本文抜粋 →
^^^^^^^^^^^^^^^^
禅・ファイヤー・フランツ!(エリザベート)

石川禅さんのフランツは…いろんな意味で目が釘付けです☆
メイクや演技で、ものすご~く化ける役者さんですが一貫して言えるのは“熱い”という事です。 度を過ぎて笑いを誘われることも度々、愛あるツッコミをしたくなる事も度々。 中でも大詰のラスト“悪夢”は、上記の要素をあますところなく堪能できる“禅さんの灼熱タイム”なのです~♪ “シシィちゃん☆LOVE”の禅フランツは最後の最期までシシィを愛しているが故の叫び…なんですけどネ汗 “絶品”なんですけど…ネ。

禅フランツの灼熱【悪夢】
あまりの熱さ…に両肩で目玉焼きだって焼けちゃうくらい湯立ってます! ふりかぶった時に前髪が“On the 眉毛”で一直線になるのもポイント♪ 最後の絶叫では“下敷きで頭をこすった”くらい髪の毛逆立ってます! 再度言いますけど…“絶品”なんですけどネ。
^^^^^^^^^^^^^^^^
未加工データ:
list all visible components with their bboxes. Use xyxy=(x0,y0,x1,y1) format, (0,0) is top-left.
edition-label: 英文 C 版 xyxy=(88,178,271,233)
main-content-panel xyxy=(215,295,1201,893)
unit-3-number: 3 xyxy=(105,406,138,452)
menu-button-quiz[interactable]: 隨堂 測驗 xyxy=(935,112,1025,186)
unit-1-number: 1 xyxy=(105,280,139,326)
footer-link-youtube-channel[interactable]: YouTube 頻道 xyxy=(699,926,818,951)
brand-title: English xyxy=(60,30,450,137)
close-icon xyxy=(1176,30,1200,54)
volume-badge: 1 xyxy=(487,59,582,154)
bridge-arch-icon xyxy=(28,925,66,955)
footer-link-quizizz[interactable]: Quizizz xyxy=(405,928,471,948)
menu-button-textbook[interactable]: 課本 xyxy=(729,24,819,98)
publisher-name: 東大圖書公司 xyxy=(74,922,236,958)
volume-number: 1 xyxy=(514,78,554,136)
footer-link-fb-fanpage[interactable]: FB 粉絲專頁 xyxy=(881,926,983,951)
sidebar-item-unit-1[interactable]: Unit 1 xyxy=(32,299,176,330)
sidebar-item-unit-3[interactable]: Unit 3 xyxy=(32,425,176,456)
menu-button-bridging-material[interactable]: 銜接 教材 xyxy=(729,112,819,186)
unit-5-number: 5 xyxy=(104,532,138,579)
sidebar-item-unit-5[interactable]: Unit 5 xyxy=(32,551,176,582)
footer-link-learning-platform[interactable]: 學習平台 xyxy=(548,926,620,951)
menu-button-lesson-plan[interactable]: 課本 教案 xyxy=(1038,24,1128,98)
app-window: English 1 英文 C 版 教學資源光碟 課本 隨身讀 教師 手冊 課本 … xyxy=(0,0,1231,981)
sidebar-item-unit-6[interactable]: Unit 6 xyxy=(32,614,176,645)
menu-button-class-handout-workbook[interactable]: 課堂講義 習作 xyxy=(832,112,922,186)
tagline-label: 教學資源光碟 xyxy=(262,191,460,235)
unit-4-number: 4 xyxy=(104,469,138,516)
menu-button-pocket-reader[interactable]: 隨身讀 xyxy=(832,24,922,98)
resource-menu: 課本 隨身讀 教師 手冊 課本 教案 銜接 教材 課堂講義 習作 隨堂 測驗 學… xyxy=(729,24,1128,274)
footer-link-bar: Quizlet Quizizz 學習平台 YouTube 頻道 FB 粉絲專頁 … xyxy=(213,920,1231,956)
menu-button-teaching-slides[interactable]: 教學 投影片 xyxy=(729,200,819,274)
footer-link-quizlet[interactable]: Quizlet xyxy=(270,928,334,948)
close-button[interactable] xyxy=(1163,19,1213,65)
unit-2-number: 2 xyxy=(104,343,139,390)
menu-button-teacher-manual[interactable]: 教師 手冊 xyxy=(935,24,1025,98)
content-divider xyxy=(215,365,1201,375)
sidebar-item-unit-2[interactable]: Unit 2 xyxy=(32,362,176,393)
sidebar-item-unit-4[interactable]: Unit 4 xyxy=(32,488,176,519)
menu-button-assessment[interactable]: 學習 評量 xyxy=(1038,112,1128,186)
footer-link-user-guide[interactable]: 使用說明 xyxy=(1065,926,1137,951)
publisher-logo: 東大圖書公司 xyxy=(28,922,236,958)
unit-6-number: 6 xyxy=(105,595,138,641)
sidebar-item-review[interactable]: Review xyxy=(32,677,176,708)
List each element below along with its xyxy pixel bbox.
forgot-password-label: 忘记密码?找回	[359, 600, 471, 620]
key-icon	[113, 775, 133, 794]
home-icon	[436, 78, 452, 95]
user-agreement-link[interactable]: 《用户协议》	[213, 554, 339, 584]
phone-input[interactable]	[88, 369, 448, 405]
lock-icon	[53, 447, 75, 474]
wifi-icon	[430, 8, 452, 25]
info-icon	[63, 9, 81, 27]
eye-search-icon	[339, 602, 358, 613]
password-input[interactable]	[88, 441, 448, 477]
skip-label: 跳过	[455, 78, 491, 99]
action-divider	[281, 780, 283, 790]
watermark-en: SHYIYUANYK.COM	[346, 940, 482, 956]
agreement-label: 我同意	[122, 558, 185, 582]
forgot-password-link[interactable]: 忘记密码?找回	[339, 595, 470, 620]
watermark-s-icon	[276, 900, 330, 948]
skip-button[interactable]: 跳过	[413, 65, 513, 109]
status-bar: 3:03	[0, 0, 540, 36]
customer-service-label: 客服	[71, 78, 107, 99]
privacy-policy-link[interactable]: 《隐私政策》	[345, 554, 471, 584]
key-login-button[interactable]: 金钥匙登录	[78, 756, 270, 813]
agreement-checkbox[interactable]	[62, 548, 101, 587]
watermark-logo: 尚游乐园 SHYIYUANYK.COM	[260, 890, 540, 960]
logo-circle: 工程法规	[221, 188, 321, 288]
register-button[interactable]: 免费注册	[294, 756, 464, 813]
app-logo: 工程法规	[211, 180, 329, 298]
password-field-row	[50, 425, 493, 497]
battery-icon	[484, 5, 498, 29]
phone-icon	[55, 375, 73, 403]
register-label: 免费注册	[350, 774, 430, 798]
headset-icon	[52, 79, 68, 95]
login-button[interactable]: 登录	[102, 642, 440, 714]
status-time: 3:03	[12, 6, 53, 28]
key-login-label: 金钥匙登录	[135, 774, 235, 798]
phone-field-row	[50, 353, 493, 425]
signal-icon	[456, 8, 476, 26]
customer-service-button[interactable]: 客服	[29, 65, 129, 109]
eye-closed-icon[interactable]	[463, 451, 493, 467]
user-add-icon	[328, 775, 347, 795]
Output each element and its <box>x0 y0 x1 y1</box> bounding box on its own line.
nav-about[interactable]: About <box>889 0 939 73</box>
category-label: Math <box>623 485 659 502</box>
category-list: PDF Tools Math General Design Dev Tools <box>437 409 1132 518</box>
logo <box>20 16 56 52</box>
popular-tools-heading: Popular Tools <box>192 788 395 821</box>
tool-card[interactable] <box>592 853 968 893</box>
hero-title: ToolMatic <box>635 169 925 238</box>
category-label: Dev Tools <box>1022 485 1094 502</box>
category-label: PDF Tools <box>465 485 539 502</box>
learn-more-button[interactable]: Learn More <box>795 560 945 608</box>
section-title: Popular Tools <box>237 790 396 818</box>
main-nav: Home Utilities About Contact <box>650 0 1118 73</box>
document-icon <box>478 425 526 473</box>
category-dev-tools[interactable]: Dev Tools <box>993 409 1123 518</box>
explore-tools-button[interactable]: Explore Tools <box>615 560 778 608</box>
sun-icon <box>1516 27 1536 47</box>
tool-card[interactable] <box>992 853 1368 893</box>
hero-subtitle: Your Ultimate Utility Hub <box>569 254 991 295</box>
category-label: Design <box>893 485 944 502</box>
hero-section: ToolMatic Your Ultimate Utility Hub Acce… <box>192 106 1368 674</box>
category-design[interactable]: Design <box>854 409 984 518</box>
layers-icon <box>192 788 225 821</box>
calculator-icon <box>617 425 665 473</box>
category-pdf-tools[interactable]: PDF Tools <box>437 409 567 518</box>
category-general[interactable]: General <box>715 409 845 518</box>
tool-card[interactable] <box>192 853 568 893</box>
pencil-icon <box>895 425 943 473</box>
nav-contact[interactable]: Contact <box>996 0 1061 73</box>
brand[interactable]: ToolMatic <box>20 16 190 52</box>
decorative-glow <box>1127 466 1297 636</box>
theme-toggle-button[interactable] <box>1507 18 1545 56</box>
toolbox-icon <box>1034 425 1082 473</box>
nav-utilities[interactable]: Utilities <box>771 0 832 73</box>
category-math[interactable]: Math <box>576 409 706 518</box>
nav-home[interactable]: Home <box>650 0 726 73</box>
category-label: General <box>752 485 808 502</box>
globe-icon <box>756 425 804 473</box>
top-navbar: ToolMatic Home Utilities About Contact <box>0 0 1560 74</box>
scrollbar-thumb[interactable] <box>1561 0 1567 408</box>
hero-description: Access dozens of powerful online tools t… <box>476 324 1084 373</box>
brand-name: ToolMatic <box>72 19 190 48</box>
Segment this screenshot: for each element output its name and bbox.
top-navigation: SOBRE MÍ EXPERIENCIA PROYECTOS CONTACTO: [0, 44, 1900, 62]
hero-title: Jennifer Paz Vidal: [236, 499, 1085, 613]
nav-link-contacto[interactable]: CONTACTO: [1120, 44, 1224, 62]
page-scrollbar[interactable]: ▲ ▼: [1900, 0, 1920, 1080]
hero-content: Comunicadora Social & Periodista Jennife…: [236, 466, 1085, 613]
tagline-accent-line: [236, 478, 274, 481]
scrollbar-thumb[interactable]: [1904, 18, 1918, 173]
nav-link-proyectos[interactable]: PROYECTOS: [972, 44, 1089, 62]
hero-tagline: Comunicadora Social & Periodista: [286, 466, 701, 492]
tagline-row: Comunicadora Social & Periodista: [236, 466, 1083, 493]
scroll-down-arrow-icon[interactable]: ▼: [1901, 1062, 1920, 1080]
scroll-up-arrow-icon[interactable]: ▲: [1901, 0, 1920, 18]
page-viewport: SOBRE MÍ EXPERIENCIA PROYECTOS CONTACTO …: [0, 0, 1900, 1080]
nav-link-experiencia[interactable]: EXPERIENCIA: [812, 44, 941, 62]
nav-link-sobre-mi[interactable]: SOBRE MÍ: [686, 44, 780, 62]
^^^^^^^^^^^^^^^^
課題のねらい →
石川禅さんのフランツについての本文抜粋を読み、次の問いに答えよ。
(a) 本文で「禅さんの灼熱タイム」と呼ばれているのはどの場面か。
(b) ふりかぶった時、前髪はどうなると書かれているか。
(c) 最後の絶叫では、髪の毛はどのくらい逆立っていると書かれているか。

記述解答 →
(a) 大詰のラストの「悪夢」。
(b) 「On the 眉毛」で一直線になる。
(c) 「下敷きで頭をこすった」くらい逆立っている。